### Input records
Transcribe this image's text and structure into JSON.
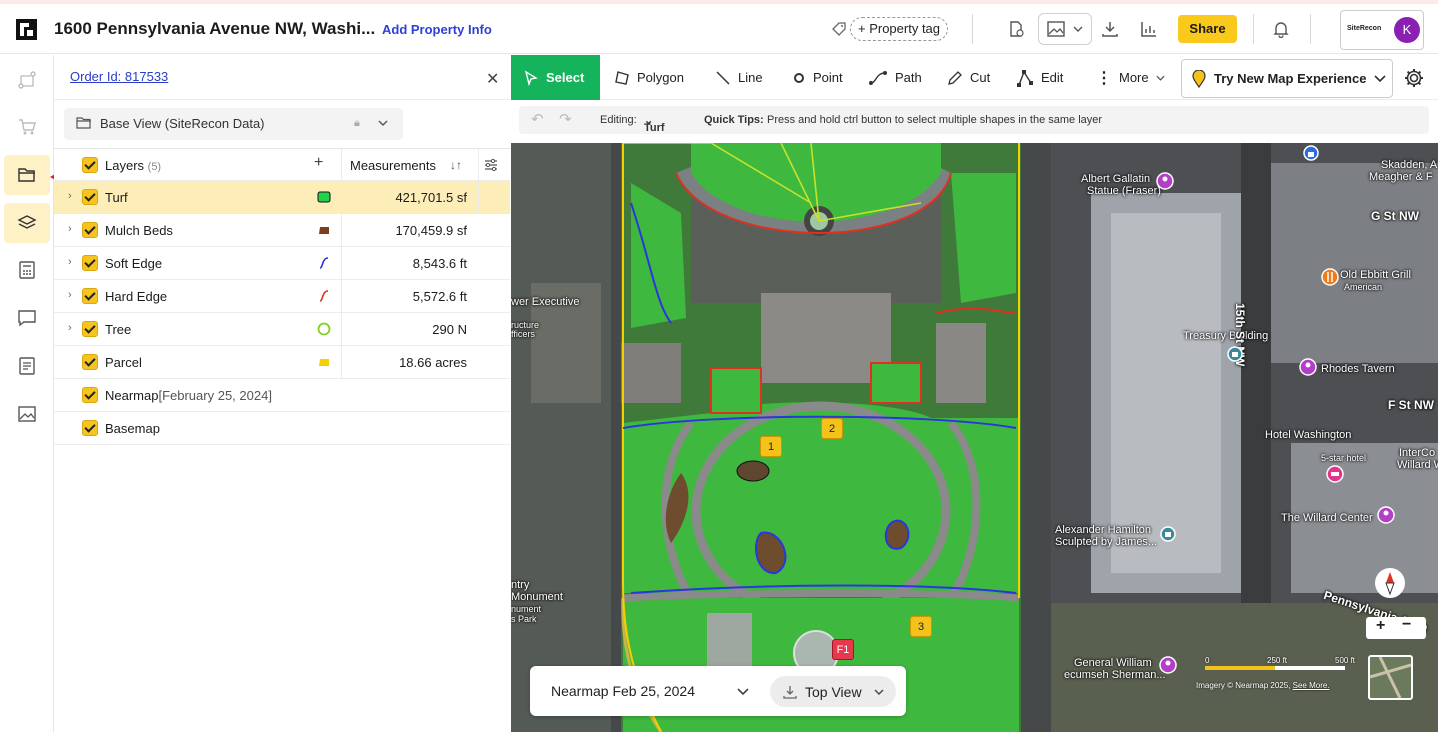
{
  "header": {
    "address": "1600 Pennsylvania Avenue NW, Washi...",
    "add_property_info": "Add Property Info",
    "property_tag": "+ Property tag",
    "share": "Share",
    "brand": "SiteRecon",
    "avatar_initial": "K"
  },
  "panel": {
    "order_id": "Order Id: 817533",
    "base_view": "Base View (SiteRecon Data)",
    "layers_header": "Layers",
    "layers_count": "(5)",
    "measurements_header": "Measurements",
    "layers": [
      {
        "name": "Turf",
        "measurement": "421,701.5 sf",
        "symbol_color": "#22d24a"
      },
      {
        "name": "Mulch Beds",
        "measurement": "170,459.9 sf",
        "symbol_color": "#7a3f1d"
      },
      {
        "name": "Soft Edge",
        "measurement": "8,543.6 ft",
        "symbol_color": "#2b35e0"
      },
      {
        "name": "Hard Edge",
        "measurement": "5,572.6 ft",
        "symbol_color": "#e0301e"
      },
      {
        "name": "Tree",
        "measurement": "290 N",
        "symbol_color": "#7ed321"
      },
      {
        "name": "Parcel",
        "measurement": "18.66 acres",
        "symbol_color": "#f4d000"
      }
    ],
    "nearmap_label": "Nearmap",
    "nearmap_date": "[February 25, 2024]",
    "basemap_label": "Basemap"
  },
  "toolbar": {
    "select": "Select",
    "polygon": "Polygon",
    "line": "Line",
    "point": "Point",
    "path": "Path",
    "cut": "Cut",
    "edit": "Edit",
    "more": "More",
    "try_new": "Try New Map Experience",
    "editing_label": "Editing:",
    "editing_value": "Turf",
    "quick_tips_label": "Quick Tips:",
    "quick_tips": "Press and hold ctrl button to select multiple shapes in the same layer"
  },
  "map": {
    "labels": {
      "albert": "Albert Gallatin",
      "albert2": "Statue (Fraser)",
      "gst": "G St NW",
      "skadden": "Skadden, A",
      "meagher": "Meagher & F",
      "oldebbitt": "Old Ebbitt Grill",
      "american": "American",
      "treasury": "Treasury Building",
      "st15": "15th St NW",
      "rhodes": "Rhodes Tavern",
      "fst": "F St NW",
      "hotelwash": "Hotel Washington",
      "hotelstars": "5-star hotel",
      "intercon": "InterCo",
      "willard": "Willard W",
      "willardctr": "The Willard Center",
      "hamilton": "Alexander Hamilton",
      "hamilton2": "Sculpted by James...",
      "penn": "Pennsylvania Aven",
      "sherman": "General William",
      "sherman2": "ecumseh Sherman...",
      "exec": "wer Executive",
      "exec2": "ructure",
      "exec3": "fficers",
      "entry": "ntry",
      "monument": "Monument",
      "nument": "nument",
      "park": "s Park"
    },
    "pins": [
      "1",
      "2",
      "3",
      "F1"
    ],
    "nearmap_date": "Nearmap Feb 25, 2024",
    "view_mode": "Top View",
    "scale_0": "0",
    "scale_250": "250 ft",
    "scale_500": "500 ft",
    "credit": "Imagery © Nearmap 2025,",
    "see_more": "See More."
  }
}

### Problem to work on
Copy each line from the records above that includes the string "Willard".

### Solved exercise
      "willard": "Willard W",
      "willardctr": "The Willard Center",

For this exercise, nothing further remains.